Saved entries
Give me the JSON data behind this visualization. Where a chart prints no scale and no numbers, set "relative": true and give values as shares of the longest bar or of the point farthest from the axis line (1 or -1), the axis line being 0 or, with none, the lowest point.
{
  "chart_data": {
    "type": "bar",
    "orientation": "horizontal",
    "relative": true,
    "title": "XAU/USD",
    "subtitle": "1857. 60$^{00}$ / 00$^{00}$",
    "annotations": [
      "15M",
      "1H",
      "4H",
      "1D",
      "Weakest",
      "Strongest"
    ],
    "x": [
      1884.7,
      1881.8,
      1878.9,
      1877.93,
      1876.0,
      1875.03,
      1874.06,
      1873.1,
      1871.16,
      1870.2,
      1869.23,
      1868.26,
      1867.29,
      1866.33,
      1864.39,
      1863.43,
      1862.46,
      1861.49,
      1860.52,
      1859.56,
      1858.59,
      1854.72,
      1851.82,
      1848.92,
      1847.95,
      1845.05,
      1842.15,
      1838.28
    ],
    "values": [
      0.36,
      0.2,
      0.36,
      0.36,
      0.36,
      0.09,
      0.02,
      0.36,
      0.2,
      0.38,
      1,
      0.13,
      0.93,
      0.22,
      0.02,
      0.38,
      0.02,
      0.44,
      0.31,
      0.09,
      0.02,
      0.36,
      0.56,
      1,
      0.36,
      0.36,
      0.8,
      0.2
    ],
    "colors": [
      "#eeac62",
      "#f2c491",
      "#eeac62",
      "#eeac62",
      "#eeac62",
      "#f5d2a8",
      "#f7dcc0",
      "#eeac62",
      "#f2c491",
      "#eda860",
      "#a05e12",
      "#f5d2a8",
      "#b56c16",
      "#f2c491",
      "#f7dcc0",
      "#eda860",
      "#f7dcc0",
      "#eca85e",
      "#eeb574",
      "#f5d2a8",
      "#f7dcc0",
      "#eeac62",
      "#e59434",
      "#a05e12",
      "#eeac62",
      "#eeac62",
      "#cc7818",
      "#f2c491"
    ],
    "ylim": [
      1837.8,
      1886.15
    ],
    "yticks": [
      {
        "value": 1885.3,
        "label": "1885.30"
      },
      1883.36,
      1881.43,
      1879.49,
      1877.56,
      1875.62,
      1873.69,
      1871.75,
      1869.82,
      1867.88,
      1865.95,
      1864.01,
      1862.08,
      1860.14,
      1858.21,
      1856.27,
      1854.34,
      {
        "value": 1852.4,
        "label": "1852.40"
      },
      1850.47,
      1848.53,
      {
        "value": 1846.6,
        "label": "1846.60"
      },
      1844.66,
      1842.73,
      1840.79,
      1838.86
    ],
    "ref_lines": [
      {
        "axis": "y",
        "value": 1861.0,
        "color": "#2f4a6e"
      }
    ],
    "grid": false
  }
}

What you will do — Write out the full set of records exactly as given.

Task output —
Give me the JSON data behind this visualization. Where a chart prints no scale and no numbers, set "relative": true and give values as shares of the longest bar or of the point farthest from the axis line (1 or -1), the axis line being 0 or, with none, the lowest point.
{
  "chart_data": {
    "type": "bar",
    "orientation": "horizontal",
    "relative": true,
    "title": "XAU/USD",
    "subtitle": "1857. 60$^{00}$ / 00$^{00}$",
    "annotations": [
      "15M",
      "1H",
      "4H",
      "1D",
      "Weakest",
      "Strongest"
    ],
    "x": [
      1884.7,
      1881.8,
      1878.9,
      1877.93,
      1876.0,
      1875.03,
      1874.06,
      1873.1,
      1871.16,
      1870.2,
      1869.23,
      1868.26,
      1867.29,
      1866.33,
      1864.39,
      1863.43,
      1862.46,
      1861.49,
      1860.52,
      1859.56,
      1858.59,
      1854.72,
      1851.82,
      1848.92,
      1847.95,
      1845.05,
      1842.15,
      1838.28
    ],
    "values": [
      0.36,
      0.2,
      0.36,
      0.36,
      0.36,
      0.09,
      0.02,
      0.36,
      0.2,
      0.38,
      1,
      0.13,
      0.93,
      0.22,
      0.02,
      0.38,
      0.02,
      0.44,
      0.31,
      0.09,
      0.02,
      0.36,
      0.56,
      1,
      0.36,
      0.36,
      0.8,
      0.2
    ],
    "colors": [
      "#eeac62",
      "#f2c491",
      "#eeac62",
      "#eeac62",
      "#eeac62",
      "#f5d2a8",
      "#f7dcc0",
      "#eeac62",
      "#f2c491",
      "#eda860",
      "#a05e12",
      "#f5d2a8",
      "#b56c16",
      "#f2c491",
      "#f7dcc0",
      "#eda860",
      "#f7dcc0",
      "#eca85e",
      "#eeb574",
      "#f5d2a8",
      "#f7dcc0",
      "#eeac62",
      "#e59434",
      "#a05e12",
      "#eeac62",
      "#eeac62",
      "#cc7818",
      "#f2c491"
    ],
    "ylim": [
      1837.8,
      1886.15
    ],
    "yticks": [
      {
        "value": 1885.3,
        "label": "1885.30"
      },
      1883.36,
      1881.43,
      1879.49,
      1877.56,
      1875.62,
      1873.69,
      1871.75,
      1869.82,
      1867.88,
      1865.95,
      1864.01,
      1862.08,
      1860.14,
      1858.21,
      1856.27,
      1854.34,
      {
        "value": 1852.4,
        "label": "1852.40"
      },
      1850.47,
      1848.53,
      {
        "value": 1846.6,
        "label": "1846.60"
      },
      1844.66,
      1842.73,
      1840.79,
      1838.86
    ],
    "ref_lines": [
      {
        "axis": "y",
        "value": 1861.0,
        "color": "#2f4a6e"
      }
    ],
    "grid": false
  }
}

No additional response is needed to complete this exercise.